* start LISTING *
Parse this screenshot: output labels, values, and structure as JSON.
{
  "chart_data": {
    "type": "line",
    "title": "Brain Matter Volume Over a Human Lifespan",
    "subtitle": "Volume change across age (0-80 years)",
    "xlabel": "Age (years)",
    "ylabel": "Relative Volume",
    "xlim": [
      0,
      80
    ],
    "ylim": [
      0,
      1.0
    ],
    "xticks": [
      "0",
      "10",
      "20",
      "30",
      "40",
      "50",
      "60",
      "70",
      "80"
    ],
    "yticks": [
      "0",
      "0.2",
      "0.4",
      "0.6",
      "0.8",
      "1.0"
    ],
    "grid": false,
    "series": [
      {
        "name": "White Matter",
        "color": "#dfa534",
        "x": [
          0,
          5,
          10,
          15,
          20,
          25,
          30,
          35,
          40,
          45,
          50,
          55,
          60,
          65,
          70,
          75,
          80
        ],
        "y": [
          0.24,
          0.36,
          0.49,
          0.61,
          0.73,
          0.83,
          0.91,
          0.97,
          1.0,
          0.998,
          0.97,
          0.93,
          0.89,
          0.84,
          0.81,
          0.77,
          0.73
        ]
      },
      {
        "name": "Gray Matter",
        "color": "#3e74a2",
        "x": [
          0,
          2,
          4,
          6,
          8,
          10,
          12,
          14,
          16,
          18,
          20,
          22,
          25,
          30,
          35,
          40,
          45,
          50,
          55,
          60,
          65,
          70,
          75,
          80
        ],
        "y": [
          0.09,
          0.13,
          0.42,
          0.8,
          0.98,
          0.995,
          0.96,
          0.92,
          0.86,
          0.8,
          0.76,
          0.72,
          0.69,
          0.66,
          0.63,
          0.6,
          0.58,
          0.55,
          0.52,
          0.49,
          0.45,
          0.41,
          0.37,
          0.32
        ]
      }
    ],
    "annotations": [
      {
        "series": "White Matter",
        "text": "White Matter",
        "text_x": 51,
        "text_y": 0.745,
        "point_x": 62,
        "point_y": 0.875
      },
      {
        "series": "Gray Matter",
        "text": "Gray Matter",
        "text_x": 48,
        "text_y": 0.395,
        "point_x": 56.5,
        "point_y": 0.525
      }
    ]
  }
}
* end LISTING *
DIRECTION: Exactly how many lines of the material contain the word "Matter"? Write the number alone.

RESULT OF THIS EXERCISE: 7